:: Extracted data entries ::
* * * * * * *
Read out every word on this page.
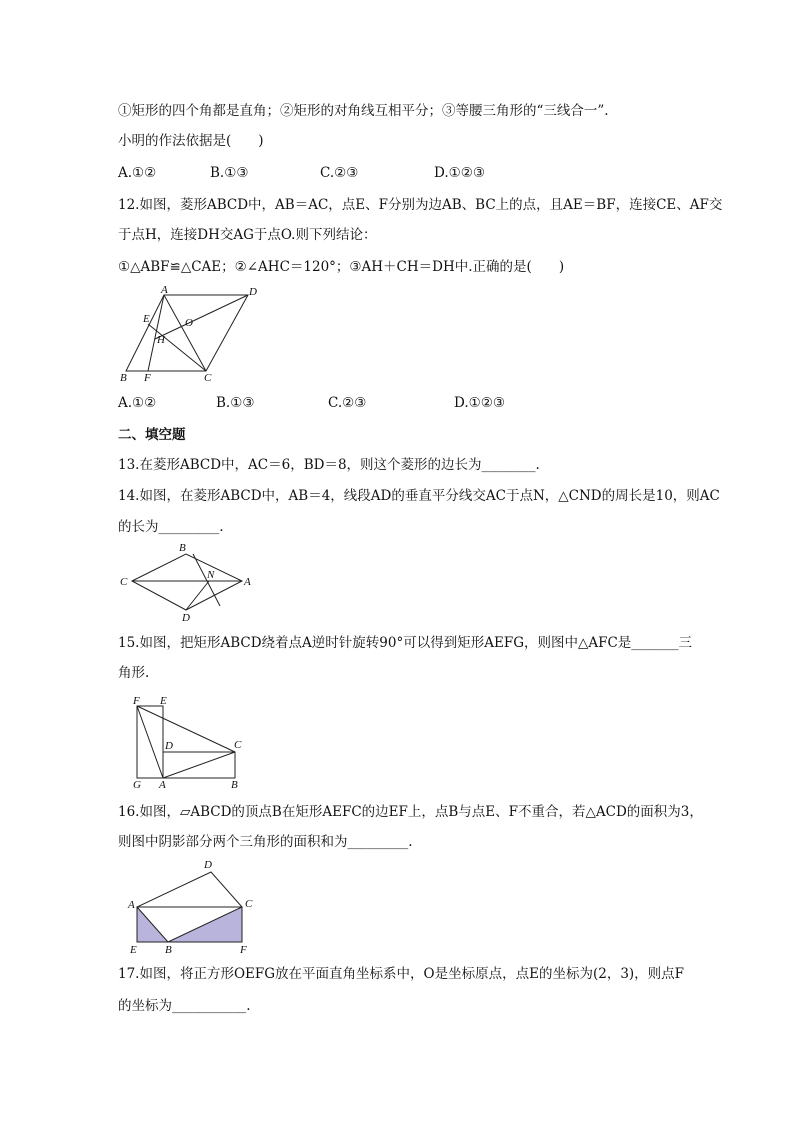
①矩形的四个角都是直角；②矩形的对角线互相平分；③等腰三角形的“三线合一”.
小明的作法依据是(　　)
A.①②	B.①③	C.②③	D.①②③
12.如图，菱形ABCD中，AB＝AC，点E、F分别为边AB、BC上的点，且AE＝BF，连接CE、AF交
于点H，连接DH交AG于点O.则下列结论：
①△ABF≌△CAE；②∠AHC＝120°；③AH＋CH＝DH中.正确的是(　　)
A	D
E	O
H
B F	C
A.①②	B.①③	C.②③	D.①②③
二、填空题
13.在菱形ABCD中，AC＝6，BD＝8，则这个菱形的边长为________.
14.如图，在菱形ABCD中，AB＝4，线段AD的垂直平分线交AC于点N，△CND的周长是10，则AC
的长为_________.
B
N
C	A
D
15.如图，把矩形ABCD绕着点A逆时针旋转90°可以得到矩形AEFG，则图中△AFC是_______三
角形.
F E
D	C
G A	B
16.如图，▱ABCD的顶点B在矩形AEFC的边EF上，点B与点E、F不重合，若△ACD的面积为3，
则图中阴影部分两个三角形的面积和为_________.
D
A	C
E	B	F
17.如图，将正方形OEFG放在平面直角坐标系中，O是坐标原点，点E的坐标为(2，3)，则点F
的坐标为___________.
* * * * * * *
:: Short problem ::
Make a tally of the lines in this data that include the string "在菱形ABCD中", and answer with that tally alone.

:: Answer for this exercise ::
2